## Job
Say the number of lines containing the string "this", and say nothing else.

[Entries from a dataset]
☆ ☆ ☆ ☆

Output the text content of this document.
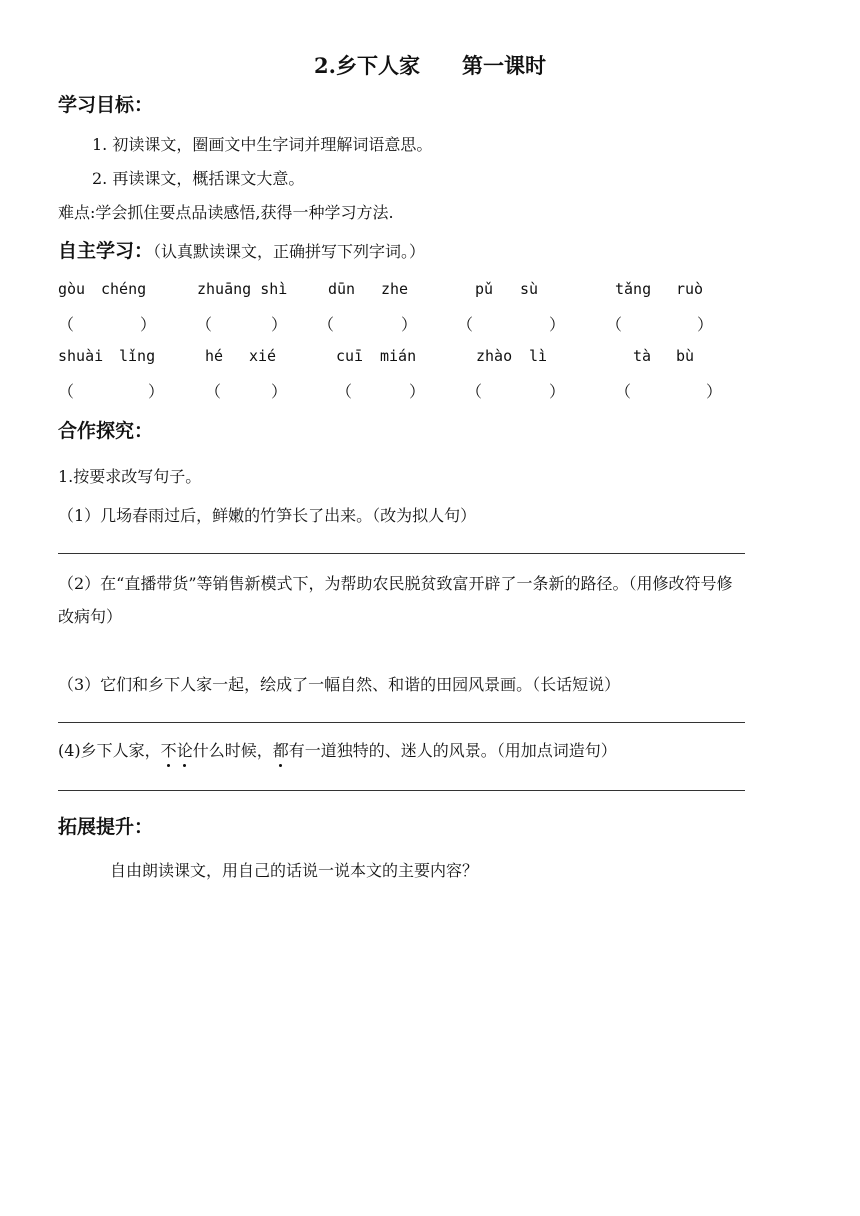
2.乡下人家　　第一课时
学习目标：
1. 初读课文，圈画文中生字词并理解词语意思。
2. 再读课文，概括课文大意。
难点:学会抓住要点品读感悟,获得一种学习方法.
自主学习：（认真默读课文，正确拼写下列字词。）
gòu chéng	zhuāng shì	dūn zhe	pǔ sù	tǎng ruò
（	） （	） （	） （	）	（	）
shuài lǐng	hé xié	cuī mián	zhào lì	tà bù
（	）	（	）	（	）	（	）	（	）
合作探究：
1.按要求改写句子。
（1）几场春雨过后，鲜嫩的竹笋长了出来。（改为拟人句）
（2）在“直播带货”等销售新模式下，为帮助农民脱贫致富开辟了一条新的路径。（用修改符号修
改病句）
（3）它们和乡下人家一起，绘成了一幅自然、和谐的田园风景画。（长话短说）
(4)乡下人家，不论什么时候，都有一道独特的、迷人的风景。（用加点词造句）
拓展提升：
自由朗读课文，用自己的话说一说本文的主要内容？
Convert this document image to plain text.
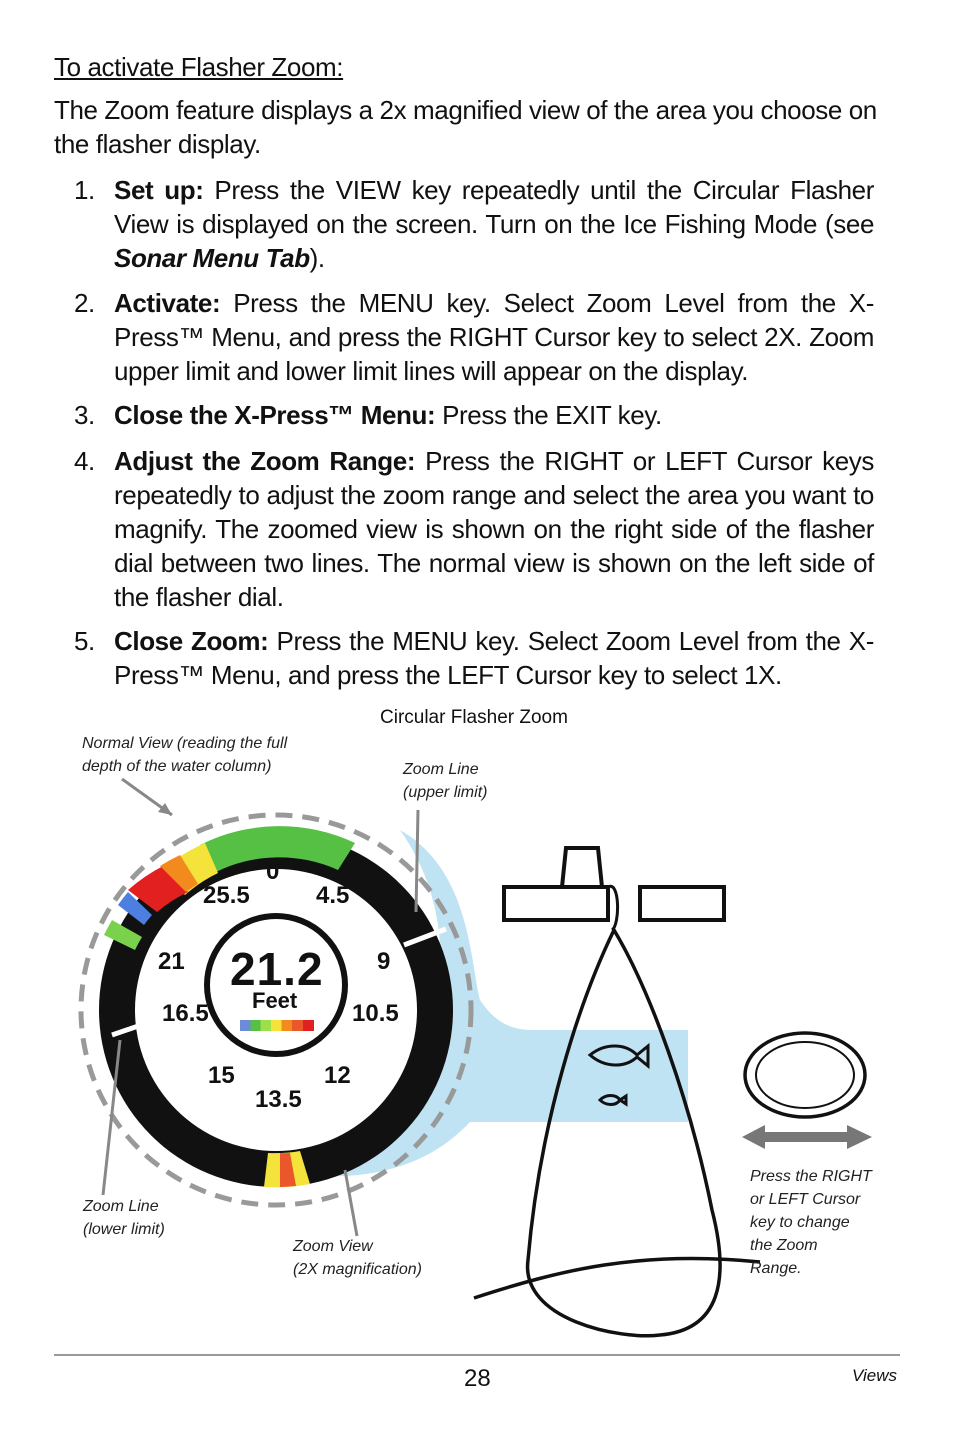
To activate Flasher Zoom:
The Zoom feature displays a 2x magnified view of the area you choose on the flasher display.
1. Set up: Press the VIEW key repeatedly until the Circular Flasher View is displayed on the screen. Turn on the Ice Fishing Mode (see Sonar Menu Tab).
2. Activate: Press the MENU key. Select Zoom Level from the X-Press™ Menu, and press the RIGHT Cursor key to select 2X. Zoom upper limit and lower limit lines will appear on the display.
3. Close the X-Press™ Menu: Press the EXIT key.
4. Adjust the Zoom Range: Press the RIGHT or LEFT Cursor keys repeatedly to adjust the zoom range and select the area you want to magnify. The zoomed view is shown on the right side of the flasher dial between two lines. The normal view is shown on the left side of the flasher dial.
5. Close Zoom: Press the MENU key. Select Zoom Level from the X-Press™ Menu, and press the LEFT Cursor key to select 1X.
Circular Flasher Zoom
0
4.5
9
10.5
12
13.5
15
16.5
21
25.5
21.2
Feet
Normal View (reading the full
depth of the water column)	Zoom Line
(upper limit)
Zoom Line
(lower limit)
Zoom View
(2X magnification)
Press the RIGHT
or LEFT Cursor
key to change
the Zoom
Range.
28	Views
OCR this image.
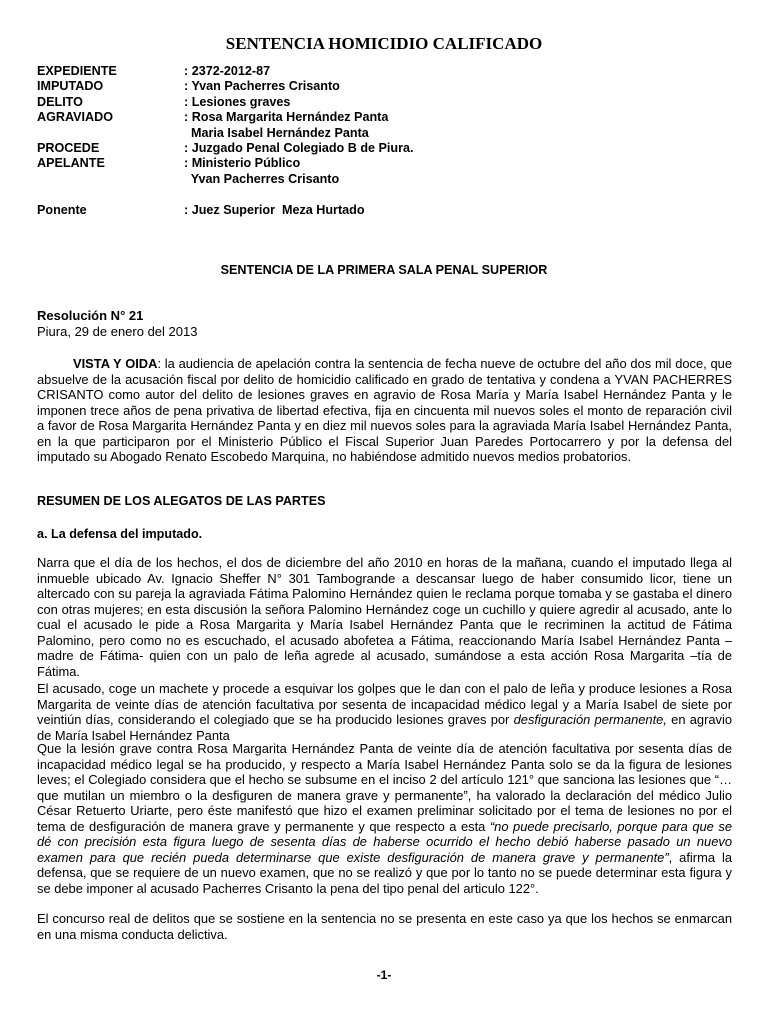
SENTENCIA HOMICIDIO CALIFICADO
EXPEDIENTE	: 2372-2012-87
IMPUTADO	: Yvan Pacherres Crisanto
DELITO	: Lesiones graves
AGRAVIADO	: Rosa Margarita Hernández Panta
Maria Isabel Hernández Panta
PROCEDE	: Juzgado Penal Colegiado B de Piura.
APELANTE	: Ministerio Público
Yvan Pacherres Crisanto
Ponente	: Juez Superior  Meza Hurtado
SENTENCIA DE LA PRIMERA SALA PENAL SUPERIOR
Resolución N° 21
Piura, 29 de enero del 2013
VISTA Y OIDA: la audiencia de apelación contra la sentencia de fecha nueve de octubre del año dos mil doce, que absuelve de la acusación fiscal por delito de homicidio calificado en grado de tentativa y condena a YVAN PACHERRES CRISANTO como autor del delito de lesiones graves en agravio de Rosa María y María Isabel Hernández Panta y le imponen trece años de pena privativa de libertad efectiva, fija en cincuenta mil nuevos soles el monto de reparación civil a favor de Rosa Margarita Hernández Panta y en diez mil nuevos soles para la agraviada María Isabel Hernández Panta, en la que participaron por el Ministerio Público el Fiscal Superior Juan Paredes Portocarrero y por la defensa del imputado su Abogado Renato Escobedo Marquina, no habiéndose admitido nuevos medios probatorios.
RESUMEN DE LOS ALEGATOS DE LAS PARTES
a. La defensa del imputado.
Narra que el día de los hechos, el dos de diciembre del año 2010 en horas de la mañana, cuando el imputado llega al inmueble ubicado Av. Ignacio Sheffer N° 301 Tambogrande a descansar luego de haber consumido licor, tiene un altercado con su pareja la agraviada Fátima Palomino Hernández quien le reclama porque tomaba y se gastaba el dinero con otras mujeres; en esta discusión la señora Palomino Hernández coge un cuchillo y quiere agredir al acusado, ante lo cual el acusado le pide a Rosa Margarita y María Isabel Hernández Panta que le recriminen la actitud de Fátima Palomino, pero como no es escuchado, el acusado abofetea a Fátima, reaccionando María Isabel Hernández Panta –madre de Fátima- quien con un palo de leña agrede al acusado, sumándose a esta acción Rosa Margarita –tía de Fátima.
El acusado, coge un machete y procede a esquivar los golpes que le dan con el palo de leña y produce lesiones a Rosa Margarita de veinte días de atención facultativa por sesenta de incapacidad médico legal y a María Isabel de siete por veintiún días, considerando el colegiado que se ha producido lesiones graves por desfiguración permanente, en agravio de María Isabel Hernández Panta
Que la lesión grave contra Rosa Margarita Hernández Panta de veinte día de atención facultativa por sesenta días de incapacidad médico legal se ha producido, y respecto a María Isabel Hernández Panta solo se da la figura de lesiones leves; el Colegiado considera que el hecho se subsume en el inciso 2 del artículo 121° que sanciona las lesiones que “… que mutilan un miembro o la desfiguren de manera grave y permanente”, ha valorado la declaración del médico Julio César Retuerto Uriarte, pero éste manifestó que hizo el examen preliminar solicitado por el tema de lesiones no por el tema de desfiguración de manera grave y permanente y que respecto a esta “no puede precisarlo, porque para que se dé con precisión esta figura luego de sesenta días de haberse ocurrido el hecho debió haberse pasado un nuevo examen para que recién pueda determinarse que existe desfiguración de manera grave y permanente”, afirma la defensa, que se requiere de un nuevo examen, que no se realizó y que por lo tanto no se puede determinar esta figura y se debe imponer al acusado Pacherres Crisanto la pena del tipo penal del articulo 122°.
El concurso real de delitos que se sostiene en la sentencia no se presenta en este caso ya que los hechos se enmarcan en una misma conducta delictiva.
-1-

☆ ☆ ☆ ☆

## Correct response
3